[Collected data]
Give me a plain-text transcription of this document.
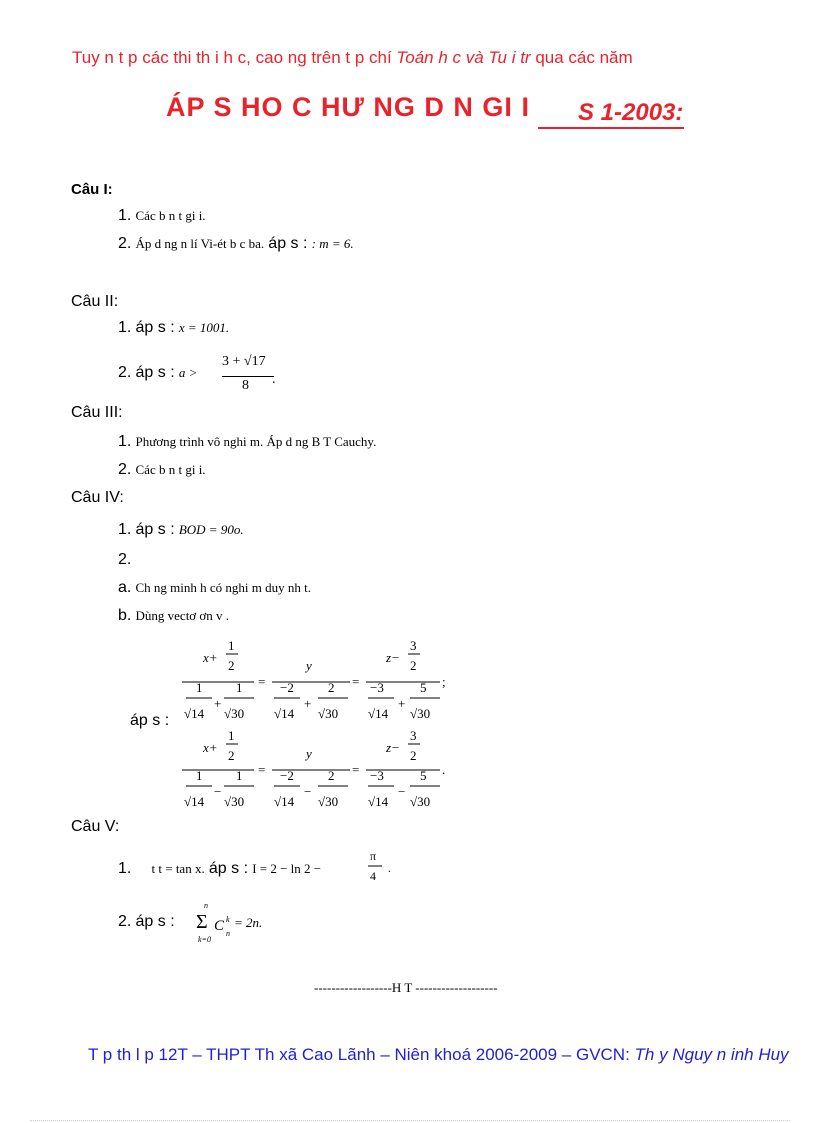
Tuy n t p các thi th i h c, cao ng trên t p chí Toán h c và Tu i tr qua các năm
ÁP S HO C HƯ NG D N GI I S 1-2003:
Câu I:
1. Các b n t gi i.
2. Áp d ng n lí Vi-ét b c ba. áp s : : m = 6.
Câu II:
1. áp s : x = 1001.
2. áp s : a >
3 + √17
8 .
Câu III:
1. Phương trình vô nghi m. Áp d ng B T Cauchy.
2. Các b n t gi i.
Câu IV:
1. áp s : BOD = 90o.
2.
a. Ch ng minh h có nghi m duy nh t.
b. Dùng vectơ ơn v .
áp s :
x+
1
2
1
√14
+
1
√30
=
y
−2
√14
+
2
√30
=
z−
3
2
−3
√14
+
5
√30
;
x+
1
2
1
√14
−
1
√30
=
y
−2
√14
−
2
√30
=
z−
3
2
−3
√14
−
5
√30
.
Câu V:
1. t t = tan x. áp s : I = 2 − ln 2 −
π
4
.
2. áp s :
n
Σ
k=0
C k
n
= 2n.
------------------H T -------------------
T p th l p 12T – THPT Th xã Cao Lãnh – Niên khoá 2006-2009 – GVCN: Th y Nguy n inh Huy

» TASK TO CARRY OUT:
Write out each line of the data exactly; the images should be left out.

» OUTPUT:
Give me a plain-text transcription of this document.
Tuy n t p các thi th i h c, cao ng trên t p chí Toán h c và Tu i tr qua các năm
ÁP S HO C HƯ NG D N GI I S 1-2003:
Câu I:
1. Các b n t gi i.
2. Áp d ng n lí Vi-ét b c ba. áp s : : m = 6.
Câu II:
1. áp s : x = 1001.
2. áp s : a >
3 + √17
8 .
Câu III:
1. Phương trình vô nghi m. Áp d ng B T Cauchy.
2. Các b n t gi i.
Câu IV:
1. áp s : BOD = 90o.
2.
a. Ch ng minh h có nghi m duy nh t.
b. Dùng vectơ ơn v .
áp s :
x+
1
2
1
√14
+
1
√30
=
y
−2
√14
+
2
√30
=
z−
3
2
−3
√14
+
5
√30
;
x+
1
2
1
√14
−
1
√30
=
y
−2
√14
−
2
√30
=
z−
3
2
−3
√14
−
5
√30
.
Câu V:
1. t t = tan x. áp s : I = 2 − ln 2 −
π
4
.
2. áp s :
n
Σ
k=0
C k
n
= 2n.
------------------H T -------------------
T p th l p 12T – THPT Th xã Cao Lãnh – Niên khoá 2006-2009 – GVCN: Th y Nguy n inh Huy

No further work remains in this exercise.